• [Material provided]:
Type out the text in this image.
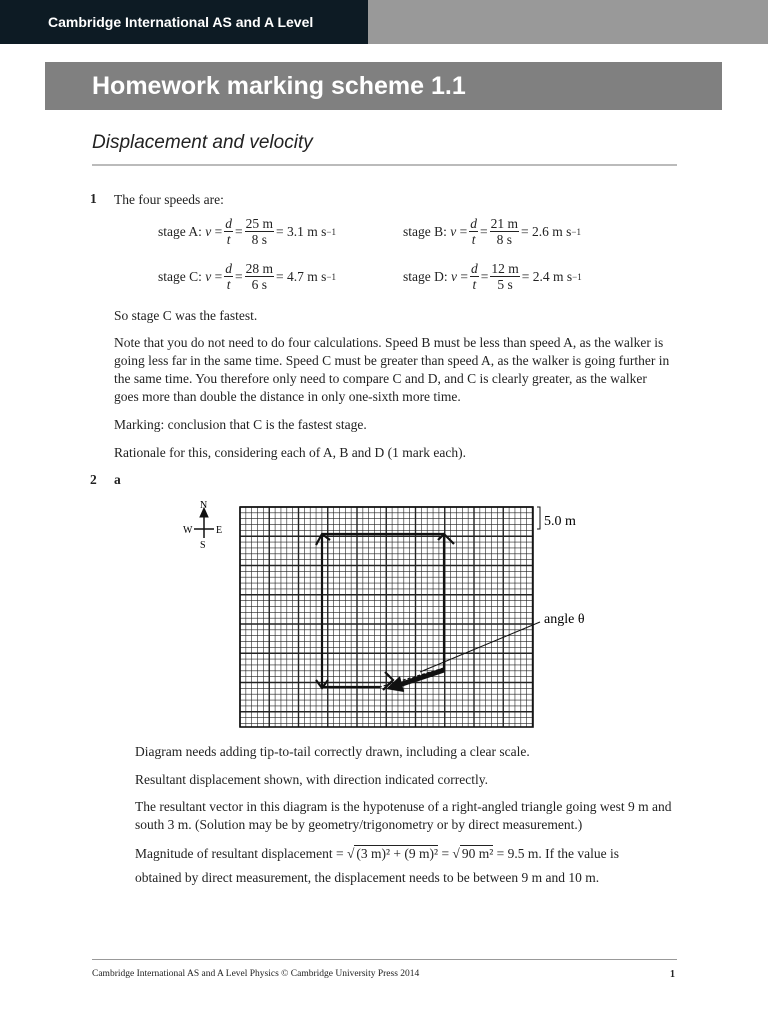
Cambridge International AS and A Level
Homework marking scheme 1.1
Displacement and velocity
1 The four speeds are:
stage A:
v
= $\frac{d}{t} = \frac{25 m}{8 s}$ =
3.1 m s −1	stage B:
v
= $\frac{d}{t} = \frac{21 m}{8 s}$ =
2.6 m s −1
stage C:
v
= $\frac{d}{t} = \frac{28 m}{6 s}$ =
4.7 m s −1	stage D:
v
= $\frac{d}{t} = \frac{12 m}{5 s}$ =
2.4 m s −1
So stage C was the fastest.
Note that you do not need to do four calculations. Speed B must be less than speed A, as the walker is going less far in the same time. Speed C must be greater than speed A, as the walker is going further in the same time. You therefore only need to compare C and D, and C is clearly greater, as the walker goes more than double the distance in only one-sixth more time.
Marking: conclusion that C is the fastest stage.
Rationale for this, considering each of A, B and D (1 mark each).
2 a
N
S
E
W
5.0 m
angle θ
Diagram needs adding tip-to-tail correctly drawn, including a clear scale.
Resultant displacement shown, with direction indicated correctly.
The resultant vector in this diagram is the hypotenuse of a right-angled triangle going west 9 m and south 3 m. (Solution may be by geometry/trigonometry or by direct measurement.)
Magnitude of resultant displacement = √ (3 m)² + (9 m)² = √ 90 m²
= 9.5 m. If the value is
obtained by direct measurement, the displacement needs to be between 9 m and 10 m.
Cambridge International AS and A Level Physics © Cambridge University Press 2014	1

* * *

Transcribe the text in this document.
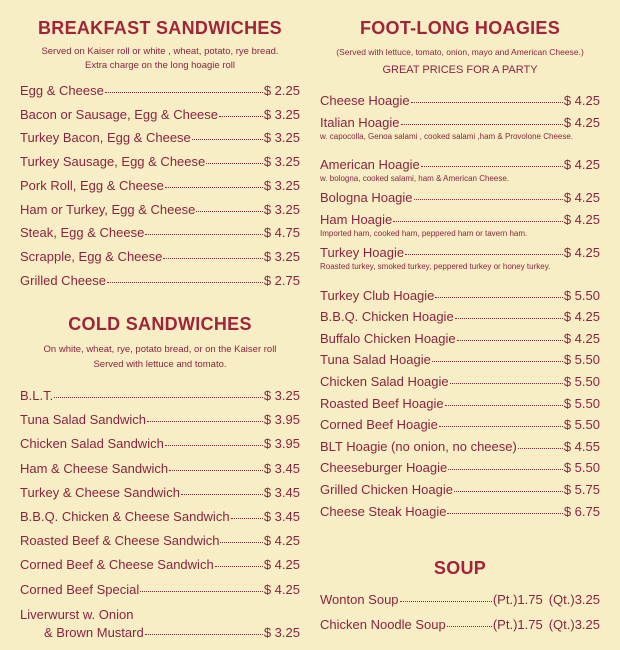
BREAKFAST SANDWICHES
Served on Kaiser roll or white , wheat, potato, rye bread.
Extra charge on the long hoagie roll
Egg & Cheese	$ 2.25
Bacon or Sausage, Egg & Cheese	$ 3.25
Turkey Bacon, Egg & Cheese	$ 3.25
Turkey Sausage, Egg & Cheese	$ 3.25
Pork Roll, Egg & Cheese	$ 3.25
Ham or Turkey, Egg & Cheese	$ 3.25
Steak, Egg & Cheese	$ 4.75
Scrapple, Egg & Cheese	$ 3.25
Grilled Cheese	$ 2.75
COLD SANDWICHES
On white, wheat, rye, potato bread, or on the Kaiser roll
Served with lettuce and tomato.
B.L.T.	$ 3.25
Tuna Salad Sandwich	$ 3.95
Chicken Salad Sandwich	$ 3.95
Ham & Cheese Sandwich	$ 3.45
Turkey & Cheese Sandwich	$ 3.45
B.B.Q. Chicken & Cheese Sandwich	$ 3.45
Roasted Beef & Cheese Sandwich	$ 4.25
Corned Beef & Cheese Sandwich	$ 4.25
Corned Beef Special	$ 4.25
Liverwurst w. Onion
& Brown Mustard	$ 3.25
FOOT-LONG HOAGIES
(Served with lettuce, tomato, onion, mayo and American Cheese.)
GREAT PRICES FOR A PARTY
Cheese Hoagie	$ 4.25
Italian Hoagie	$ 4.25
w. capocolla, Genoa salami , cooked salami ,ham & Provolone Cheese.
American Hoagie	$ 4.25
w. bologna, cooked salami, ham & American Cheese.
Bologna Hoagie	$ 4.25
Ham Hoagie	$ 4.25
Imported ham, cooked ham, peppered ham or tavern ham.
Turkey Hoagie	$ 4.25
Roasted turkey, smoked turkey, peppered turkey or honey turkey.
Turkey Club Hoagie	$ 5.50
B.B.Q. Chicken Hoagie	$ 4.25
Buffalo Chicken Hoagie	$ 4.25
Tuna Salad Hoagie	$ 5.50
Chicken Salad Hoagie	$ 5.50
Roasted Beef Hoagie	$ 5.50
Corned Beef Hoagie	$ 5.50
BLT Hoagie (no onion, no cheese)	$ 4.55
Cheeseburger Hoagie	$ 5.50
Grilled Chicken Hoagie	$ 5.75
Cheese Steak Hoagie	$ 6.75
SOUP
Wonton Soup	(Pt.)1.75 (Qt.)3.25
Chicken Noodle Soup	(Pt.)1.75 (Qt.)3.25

==

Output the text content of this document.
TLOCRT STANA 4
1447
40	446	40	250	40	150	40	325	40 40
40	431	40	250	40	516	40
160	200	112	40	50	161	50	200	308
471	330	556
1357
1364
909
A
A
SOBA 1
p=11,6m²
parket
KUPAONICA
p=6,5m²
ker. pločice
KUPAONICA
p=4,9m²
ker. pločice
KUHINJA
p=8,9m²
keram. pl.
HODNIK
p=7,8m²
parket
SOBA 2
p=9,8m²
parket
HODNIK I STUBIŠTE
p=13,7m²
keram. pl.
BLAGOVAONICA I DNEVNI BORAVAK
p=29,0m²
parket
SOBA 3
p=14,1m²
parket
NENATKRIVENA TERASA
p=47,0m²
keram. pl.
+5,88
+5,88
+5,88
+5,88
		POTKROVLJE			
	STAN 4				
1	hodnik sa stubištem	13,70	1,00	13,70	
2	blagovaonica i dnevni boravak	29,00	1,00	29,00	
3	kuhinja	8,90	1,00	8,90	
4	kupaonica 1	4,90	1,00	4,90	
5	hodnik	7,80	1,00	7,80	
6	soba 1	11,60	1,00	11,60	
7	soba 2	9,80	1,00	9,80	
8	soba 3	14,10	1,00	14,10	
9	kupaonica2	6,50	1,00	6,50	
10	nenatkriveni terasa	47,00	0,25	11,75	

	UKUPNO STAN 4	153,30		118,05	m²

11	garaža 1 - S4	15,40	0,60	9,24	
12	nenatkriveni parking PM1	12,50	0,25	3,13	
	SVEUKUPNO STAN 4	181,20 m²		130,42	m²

• [What this task involves]:
Which lines contain the word "Roasted"? Copy each one.

• [Task answer]:
Roasted Beef & Cheese Sandwich	$ 4.25
Roasted turkey, smoked turkey, peppered turkey or honey turkey.
Roasted Beef Hoagie	$ 5.50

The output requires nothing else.